_Short task_:
Output the data below in full, character for character.

** BEGIN Provided material **

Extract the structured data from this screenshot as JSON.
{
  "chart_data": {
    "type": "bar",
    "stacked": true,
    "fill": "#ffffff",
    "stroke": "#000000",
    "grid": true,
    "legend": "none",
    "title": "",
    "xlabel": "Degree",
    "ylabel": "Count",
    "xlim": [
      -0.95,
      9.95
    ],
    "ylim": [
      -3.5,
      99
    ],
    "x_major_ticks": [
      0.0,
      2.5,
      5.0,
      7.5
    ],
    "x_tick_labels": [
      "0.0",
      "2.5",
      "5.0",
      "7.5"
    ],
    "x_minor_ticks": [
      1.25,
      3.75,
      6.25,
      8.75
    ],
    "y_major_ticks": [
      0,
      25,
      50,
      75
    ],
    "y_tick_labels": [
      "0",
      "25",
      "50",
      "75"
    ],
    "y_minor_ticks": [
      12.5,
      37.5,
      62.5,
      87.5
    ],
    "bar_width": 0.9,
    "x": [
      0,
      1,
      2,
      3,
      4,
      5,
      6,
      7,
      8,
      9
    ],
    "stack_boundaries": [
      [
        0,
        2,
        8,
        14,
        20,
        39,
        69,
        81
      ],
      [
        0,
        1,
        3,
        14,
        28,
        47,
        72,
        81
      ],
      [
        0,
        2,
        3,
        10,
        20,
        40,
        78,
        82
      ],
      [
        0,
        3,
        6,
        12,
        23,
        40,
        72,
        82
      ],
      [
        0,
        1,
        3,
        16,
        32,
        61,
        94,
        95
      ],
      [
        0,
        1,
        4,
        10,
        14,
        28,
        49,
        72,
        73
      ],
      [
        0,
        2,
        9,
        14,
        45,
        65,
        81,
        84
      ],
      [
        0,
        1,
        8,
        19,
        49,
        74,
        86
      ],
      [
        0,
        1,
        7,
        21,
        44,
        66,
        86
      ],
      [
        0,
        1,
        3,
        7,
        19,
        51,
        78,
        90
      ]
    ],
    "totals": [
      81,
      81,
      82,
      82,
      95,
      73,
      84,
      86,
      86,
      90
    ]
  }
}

** END Provided material **

_Output_:
Extract the structured data from this screenshot as JSON.
{
  "chart_data": {
    "type": "bar",
    "stacked": true,
    "fill": "#ffffff",
    "stroke": "#000000",
    "grid": true,
    "legend": "none",
    "title": "",
    "xlabel": "Degree",
    "ylabel": "Count",
    "xlim": [
      -0.95,
      9.95
    ],
    "ylim": [
      -3.5,
      99
    ],
    "x_major_ticks": [
      0.0,
      2.5,
      5.0,
      7.5
    ],
    "x_tick_labels": [
      "0.0",
      "2.5",
      "5.0",
      "7.5"
    ],
    "x_minor_ticks": [
      1.25,
      3.75,
      6.25,
      8.75
    ],
    "y_major_ticks": [
      0,
      25,
      50,
      75
    ],
    "y_tick_labels": [
      "0",
      "25",
      "50",
      "75"
    ],
    "y_minor_ticks": [
      12.5,
      37.5,
      62.5,
      87.5
    ],
    "bar_width": 0.9,
    "x": [
      0,
      1,
      2,
      3,
      4,
      5,
      6,
      7,
      8,
      9
    ],
    "stack_boundaries": [
      [
        0,
        2,
        8,
        14,
        20,
        39,
        69,
        81
      ],
      [
        0,
        1,
        3,
        14,
        28,
        47,
        72,
        81
      ],
      [
        0,
        2,
        3,
        10,
        20,
        40,
        78,
        82
      ],
      [
        0,
        3,
        6,
        12,
        23,
        40,
        72,
        82
      ],
      [
        0,
        1,
        3,
        16,
        32,
        61,
        94,
        95
      ],
      [
        0,
        1,
        4,
        10,
        14,
        28,
        49,
        72,
        73
      ],
      [
        0,
        2,
        9,
        14,
        45,
        65,
        81,
        84
      ],
      [
        0,
        1,
        8,
        19,
        49,
        74,
        86
      ],
      [
        0,
        1,
        7,
        21,
        44,
        66,
        86
      ],
      [
        0,
        1,
        3,
        7,
        19,
        51,
        78,
        90
      ]
    ],
    "totals": [
      81,
      81,
      82,
      82,
      95,
      73,
      84,
      86,
      86,
      90
    ]
  }
}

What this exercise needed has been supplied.